Task description
All of the data that follows should be retyped exactly, please, except the pictures.

Extracted records
**********

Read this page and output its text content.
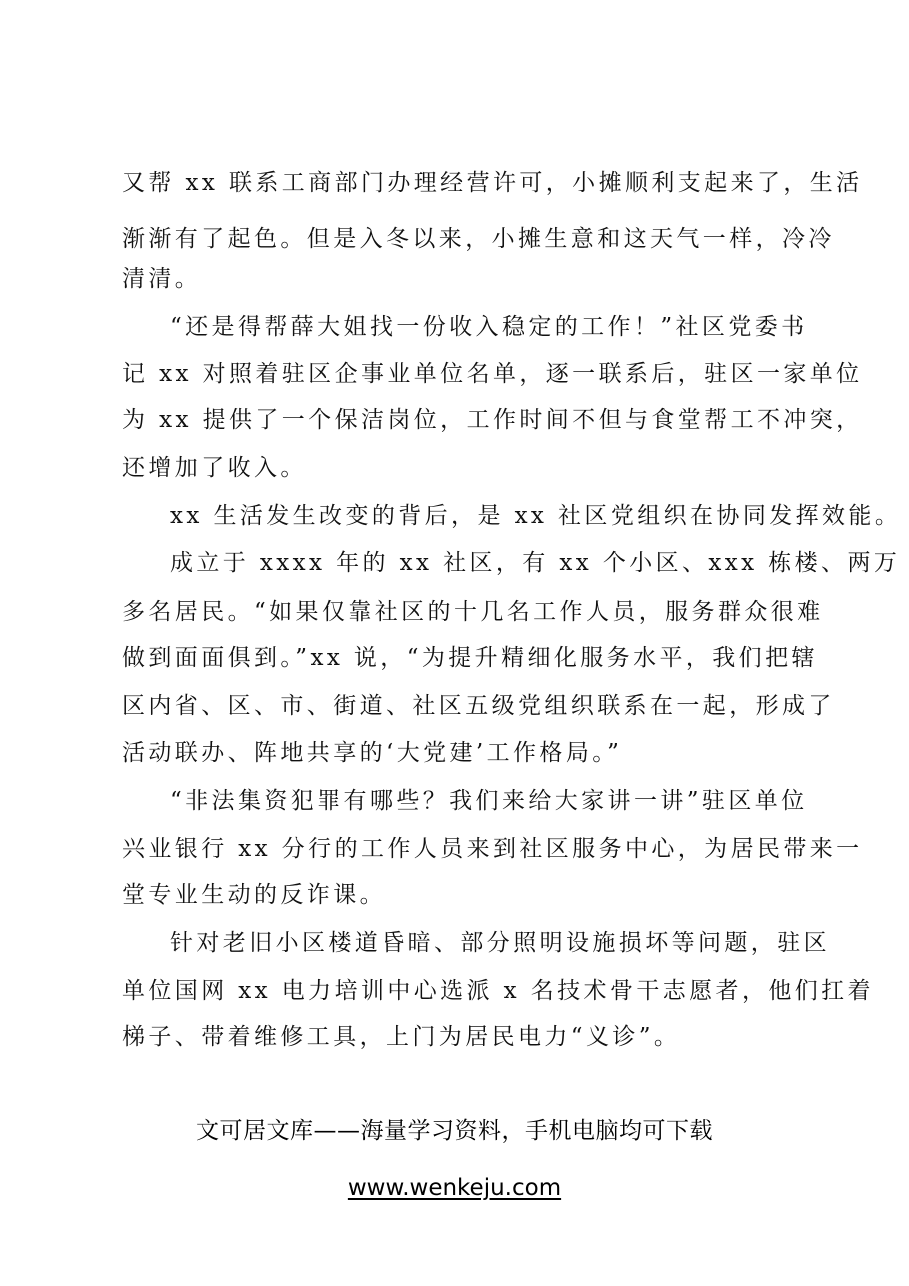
又帮 xx 联系工商部门办理经营许可，小摊顺利支起来了，生活
渐渐有了起色。但是入冬以来，小摊生意和这天气一样，冷冷
清清。
“还是得帮薛大姐找一份收入稳定的工作！”社区党委书
记 xx 对照着驻区企事业单位名单，逐一联系后，驻区一家单位
为 xx 提供了一个保洁岗位，工作时间不但与食堂帮工不冲突，
还增加了收入。
xx 生活发生改变的背后，是 xx 社区党组织在协同发挥效能。
成立于 xxxx 年的 xx 社区，有 xx 个小区、xxx 栋楼、两万
多名居民。“如果仅靠社区的十几名工作人员，服务群众很难
做到面面俱到。”xx 说，“为提升精细化服务水平，我们把辖
区内省、区、市、街道、社区五级党组织联系在一起，形成了
活动联办、阵地共享的‘大党建’工作格局。”
“非法集资犯罪有哪些？我们来给大家讲一讲”驻区单位
兴业银行 xx 分行的工作人员来到社区服务中心，为居民带来一
堂专业生动的反诈课。
针对老旧小区楼道昏暗、部分照明设施损坏等问题，驻区
单位国网 xx 电力培训中心选派 x 名技术骨干志愿者，他们扛着
梯子、带着维修工具，上门为居民电力“义诊”。
文可居文库——海量学习资料，手机电脑均可下载
www.wenkeju.com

**********

Finished answer
Read this page and output its text content.
又帮 xx 联系工商部门办理经营许可，小摊顺利支起来了，生活
渐渐有了起色。但是入冬以来，小摊生意和这天气一样，冷冷
清清。
“还是得帮薛大姐找一份收入稳定的工作！”社区党委书
记 xx 对照着驻区企事业单位名单，逐一联系后，驻区一家单位
为 xx 提供了一个保洁岗位，工作时间不但与食堂帮工不冲突，
还增加了收入。
xx 生活发生改变的背后，是 xx 社区党组织在协同发挥效能。
成立于 xxxx 年的 xx 社区，有 xx 个小区、xxx 栋楼、两万
多名居民。“如果仅靠社区的十几名工作人员，服务群众很难
做到面面俱到。”xx 说，“为提升精细化服务水平，我们把辖
区内省、区、市、街道、社区五级党组织联系在一起，形成了
活动联办、阵地共享的‘大党建’工作格局。”
“非法集资犯罪有哪些？我们来给大家讲一讲”驻区单位
兴业银行 xx 分行的工作人员来到社区服务中心，为居民带来一
堂专业生动的反诈课。
针对老旧小区楼道昏暗、部分照明设施损坏等问题，驻区
单位国网 xx 电力培训中心选派 x 名技术骨干志愿者，他们扛着
梯子、带着维修工具，上门为居民电力“义诊”。
文可居文库——海量学习资料，手机电脑均可下载
www.wenkeju.com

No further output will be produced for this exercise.